(Records of where elements appear)
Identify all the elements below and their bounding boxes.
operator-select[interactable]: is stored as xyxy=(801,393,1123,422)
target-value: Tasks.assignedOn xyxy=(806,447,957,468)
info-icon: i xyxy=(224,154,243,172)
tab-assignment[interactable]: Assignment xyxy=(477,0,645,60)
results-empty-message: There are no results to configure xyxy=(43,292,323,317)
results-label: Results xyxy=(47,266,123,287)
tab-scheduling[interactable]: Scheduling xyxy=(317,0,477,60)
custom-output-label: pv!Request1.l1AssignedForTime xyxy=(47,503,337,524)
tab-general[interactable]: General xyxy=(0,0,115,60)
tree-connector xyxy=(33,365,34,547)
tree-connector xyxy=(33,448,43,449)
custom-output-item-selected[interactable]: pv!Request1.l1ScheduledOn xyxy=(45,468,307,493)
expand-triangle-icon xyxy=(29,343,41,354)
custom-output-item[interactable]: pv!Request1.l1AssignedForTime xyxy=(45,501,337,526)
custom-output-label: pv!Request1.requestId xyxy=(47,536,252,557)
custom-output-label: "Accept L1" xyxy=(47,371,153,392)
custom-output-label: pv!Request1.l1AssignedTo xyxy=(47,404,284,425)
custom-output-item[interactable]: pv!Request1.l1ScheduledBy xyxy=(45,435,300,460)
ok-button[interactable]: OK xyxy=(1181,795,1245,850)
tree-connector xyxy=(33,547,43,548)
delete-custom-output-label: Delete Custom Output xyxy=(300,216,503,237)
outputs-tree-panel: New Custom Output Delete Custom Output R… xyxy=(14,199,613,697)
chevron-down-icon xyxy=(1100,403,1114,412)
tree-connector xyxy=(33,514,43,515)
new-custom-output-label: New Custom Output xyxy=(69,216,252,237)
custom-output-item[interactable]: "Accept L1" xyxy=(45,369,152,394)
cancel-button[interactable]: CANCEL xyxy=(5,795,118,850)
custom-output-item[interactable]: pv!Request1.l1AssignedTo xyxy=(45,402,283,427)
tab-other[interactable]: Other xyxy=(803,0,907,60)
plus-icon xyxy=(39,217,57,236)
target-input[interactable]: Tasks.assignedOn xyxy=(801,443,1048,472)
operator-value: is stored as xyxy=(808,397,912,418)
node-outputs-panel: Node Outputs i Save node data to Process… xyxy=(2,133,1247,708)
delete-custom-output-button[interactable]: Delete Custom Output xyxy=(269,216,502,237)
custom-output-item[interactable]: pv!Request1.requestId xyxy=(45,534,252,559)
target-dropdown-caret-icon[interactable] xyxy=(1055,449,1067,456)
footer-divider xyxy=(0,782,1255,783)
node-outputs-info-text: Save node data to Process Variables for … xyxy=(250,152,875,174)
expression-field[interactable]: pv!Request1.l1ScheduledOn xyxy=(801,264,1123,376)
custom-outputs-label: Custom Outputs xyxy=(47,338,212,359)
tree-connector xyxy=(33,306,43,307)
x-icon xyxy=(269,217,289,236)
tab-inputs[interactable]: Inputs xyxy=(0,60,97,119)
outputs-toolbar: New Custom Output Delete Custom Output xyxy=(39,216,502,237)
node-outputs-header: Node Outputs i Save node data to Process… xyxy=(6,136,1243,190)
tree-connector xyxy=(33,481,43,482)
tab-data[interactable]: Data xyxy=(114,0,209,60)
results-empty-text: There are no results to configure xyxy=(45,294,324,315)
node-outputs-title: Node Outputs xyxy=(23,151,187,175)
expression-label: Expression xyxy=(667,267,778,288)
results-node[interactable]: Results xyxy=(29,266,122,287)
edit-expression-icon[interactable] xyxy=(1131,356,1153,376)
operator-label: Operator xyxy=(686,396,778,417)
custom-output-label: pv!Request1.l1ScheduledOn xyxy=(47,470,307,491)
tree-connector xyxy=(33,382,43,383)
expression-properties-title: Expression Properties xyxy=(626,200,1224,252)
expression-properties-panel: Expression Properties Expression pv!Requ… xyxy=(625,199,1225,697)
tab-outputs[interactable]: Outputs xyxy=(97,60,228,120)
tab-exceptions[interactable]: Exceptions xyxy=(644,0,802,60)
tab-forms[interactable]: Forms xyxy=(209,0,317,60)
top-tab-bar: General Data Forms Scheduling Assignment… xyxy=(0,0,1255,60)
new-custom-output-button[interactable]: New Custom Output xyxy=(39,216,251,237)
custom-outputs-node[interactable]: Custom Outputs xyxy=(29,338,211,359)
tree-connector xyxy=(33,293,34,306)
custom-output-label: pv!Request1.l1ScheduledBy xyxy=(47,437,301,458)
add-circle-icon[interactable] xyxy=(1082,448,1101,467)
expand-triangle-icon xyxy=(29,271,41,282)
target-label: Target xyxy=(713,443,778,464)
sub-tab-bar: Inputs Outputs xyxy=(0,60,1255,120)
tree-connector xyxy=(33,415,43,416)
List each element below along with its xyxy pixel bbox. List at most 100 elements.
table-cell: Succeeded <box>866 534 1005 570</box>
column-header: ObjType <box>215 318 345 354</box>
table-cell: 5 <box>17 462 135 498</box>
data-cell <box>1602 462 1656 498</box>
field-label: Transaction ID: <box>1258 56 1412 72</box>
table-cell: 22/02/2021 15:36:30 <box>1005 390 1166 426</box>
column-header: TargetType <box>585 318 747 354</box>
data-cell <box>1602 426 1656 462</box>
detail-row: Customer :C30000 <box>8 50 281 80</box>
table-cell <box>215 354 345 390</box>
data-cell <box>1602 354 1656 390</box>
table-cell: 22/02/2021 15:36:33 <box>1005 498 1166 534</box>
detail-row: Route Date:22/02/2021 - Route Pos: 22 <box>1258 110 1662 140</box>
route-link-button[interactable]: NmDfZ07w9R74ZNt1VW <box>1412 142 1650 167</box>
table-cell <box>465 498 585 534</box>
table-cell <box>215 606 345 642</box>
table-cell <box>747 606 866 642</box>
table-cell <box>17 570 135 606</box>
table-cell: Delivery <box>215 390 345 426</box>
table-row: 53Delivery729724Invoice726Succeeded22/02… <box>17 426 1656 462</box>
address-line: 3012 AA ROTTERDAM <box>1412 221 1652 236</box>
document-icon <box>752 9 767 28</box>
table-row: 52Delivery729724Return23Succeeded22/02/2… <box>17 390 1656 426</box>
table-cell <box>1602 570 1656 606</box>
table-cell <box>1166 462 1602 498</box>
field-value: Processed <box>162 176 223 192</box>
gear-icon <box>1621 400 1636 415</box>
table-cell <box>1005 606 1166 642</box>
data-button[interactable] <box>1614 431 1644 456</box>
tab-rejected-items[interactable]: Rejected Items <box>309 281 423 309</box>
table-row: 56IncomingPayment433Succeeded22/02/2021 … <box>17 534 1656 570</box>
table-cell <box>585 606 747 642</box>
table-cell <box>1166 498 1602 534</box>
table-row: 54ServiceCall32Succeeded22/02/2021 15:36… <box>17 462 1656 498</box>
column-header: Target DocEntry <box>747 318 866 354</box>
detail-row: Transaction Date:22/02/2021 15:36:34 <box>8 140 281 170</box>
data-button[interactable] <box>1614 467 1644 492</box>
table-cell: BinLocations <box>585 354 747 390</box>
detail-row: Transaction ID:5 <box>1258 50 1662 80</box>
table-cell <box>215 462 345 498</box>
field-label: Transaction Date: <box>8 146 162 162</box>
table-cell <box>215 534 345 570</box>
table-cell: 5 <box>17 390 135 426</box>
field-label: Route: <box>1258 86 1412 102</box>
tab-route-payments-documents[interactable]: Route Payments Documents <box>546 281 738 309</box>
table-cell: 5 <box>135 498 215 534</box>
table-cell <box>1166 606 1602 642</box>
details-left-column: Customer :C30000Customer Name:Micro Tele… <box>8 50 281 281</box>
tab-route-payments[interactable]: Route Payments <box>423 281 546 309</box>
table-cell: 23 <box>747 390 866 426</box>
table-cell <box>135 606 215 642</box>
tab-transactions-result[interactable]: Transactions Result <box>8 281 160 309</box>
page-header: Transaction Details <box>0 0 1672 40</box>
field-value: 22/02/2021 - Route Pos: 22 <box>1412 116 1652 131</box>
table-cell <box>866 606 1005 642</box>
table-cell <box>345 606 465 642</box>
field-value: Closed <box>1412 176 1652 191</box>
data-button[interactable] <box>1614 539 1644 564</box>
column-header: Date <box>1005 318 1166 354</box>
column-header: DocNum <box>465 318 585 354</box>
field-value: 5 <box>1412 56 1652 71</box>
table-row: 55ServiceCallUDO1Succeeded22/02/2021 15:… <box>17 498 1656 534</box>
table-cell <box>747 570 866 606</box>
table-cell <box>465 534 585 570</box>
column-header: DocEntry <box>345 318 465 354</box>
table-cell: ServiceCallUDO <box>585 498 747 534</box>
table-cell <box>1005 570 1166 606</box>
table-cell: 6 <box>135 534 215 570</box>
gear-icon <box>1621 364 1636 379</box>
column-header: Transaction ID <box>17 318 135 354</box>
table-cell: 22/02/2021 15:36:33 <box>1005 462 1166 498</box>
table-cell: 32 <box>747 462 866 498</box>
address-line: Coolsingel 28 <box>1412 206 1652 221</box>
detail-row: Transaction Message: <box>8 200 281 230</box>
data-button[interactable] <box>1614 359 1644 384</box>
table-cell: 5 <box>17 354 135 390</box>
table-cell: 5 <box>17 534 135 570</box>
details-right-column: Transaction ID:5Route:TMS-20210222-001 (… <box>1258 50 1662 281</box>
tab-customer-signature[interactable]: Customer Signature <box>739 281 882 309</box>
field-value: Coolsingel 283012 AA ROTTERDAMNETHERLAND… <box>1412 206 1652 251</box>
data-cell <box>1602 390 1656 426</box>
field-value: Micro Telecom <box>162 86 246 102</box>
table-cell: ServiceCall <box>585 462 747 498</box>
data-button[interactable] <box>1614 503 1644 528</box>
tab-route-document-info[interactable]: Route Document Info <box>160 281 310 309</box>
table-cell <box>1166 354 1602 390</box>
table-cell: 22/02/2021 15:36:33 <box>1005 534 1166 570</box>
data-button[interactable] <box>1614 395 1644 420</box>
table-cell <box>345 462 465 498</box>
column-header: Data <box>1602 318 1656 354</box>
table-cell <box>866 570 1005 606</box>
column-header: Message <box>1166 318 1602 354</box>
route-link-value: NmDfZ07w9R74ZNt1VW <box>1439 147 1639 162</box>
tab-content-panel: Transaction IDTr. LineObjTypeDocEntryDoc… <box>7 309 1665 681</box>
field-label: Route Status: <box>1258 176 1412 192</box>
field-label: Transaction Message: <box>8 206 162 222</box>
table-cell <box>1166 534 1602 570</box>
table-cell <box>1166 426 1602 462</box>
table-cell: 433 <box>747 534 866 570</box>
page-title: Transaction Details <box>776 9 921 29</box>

* **Problem to solve**:
Copy out everything from the start of the rows down to the line containing "cancel-button[interactable]: CANCEL xyxy=(5,795,118,850)", including both ends, with each line kept the same.

* **The response**:
Identify all the elements below and their bounding boxes.
operator-select[interactable]: is stored as xyxy=(801,393,1123,422)
target-value: Tasks.assignedOn xyxy=(806,447,957,468)
info-icon: i xyxy=(224,154,243,172)
tab-assignment[interactable]: Assignment xyxy=(477,0,645,60)
results-empty-message: There are no results to configure xyxy=(43,292,323,317)
results-label: Results xyxy=(47,266,123,287)
tab-scheduling[interactable]: Scheduling xyxy=(317,0,477,60)
custom-output-label: pv!Request1.l1AssignedForTime xyxy=(47,503,337,524)
tab-general[interactable]: General xyxy=(0,0,115,60)
tree-connector xyxy=(33,365,34,547)
tree-connector xyxy=(33,448,43,449)
custom-output-item-selected[interactable]: pv!Request1.l1ScheduledOn xyxy=(45,468,307,493)
expand-triangle-icon xyxy=(29,343,41,354)
custom-output-item[interactable]: pv!Request1.l1AssignedForTime xyxy=(45,501,337,526)
custom-output-label: pv!Request1.requestId xyxy=(47,536,252,557)
custom-output-label: "Accept L1" xyxy=(47,371,153,392)
custom-output-label: pv!Request1.l1AssignedTo xyxy=(47,404,284,425)
custom-output-item[interactable]: pv!Request1.l1ScheduledBy xyxy=(45,435,300,460)
ok-button[interactable]: OK xyxy=(1181,795,1245,850)
tree-connector xyxy=(33,547,43,548)
delete-custom-output-label: Delete Custom Output xyxy=(300,216,503,237)
outputs-tree-panel: New Custom Output Delete Custom Output R… xyxy=(14,199,613,697)
chevron-down-icon xyxy=(1100,403,1114,412)
tree-connector xyxy=(33,514,43,515)
new-custom-output-label: New Custom Output xyxy=(69,216,252,237)
custom-output-item[interactable]: "Accept L1" xyxy=(45,369,152,394)
cancel-button[interactable]: CANCEL xyxy=(5,795,118,850)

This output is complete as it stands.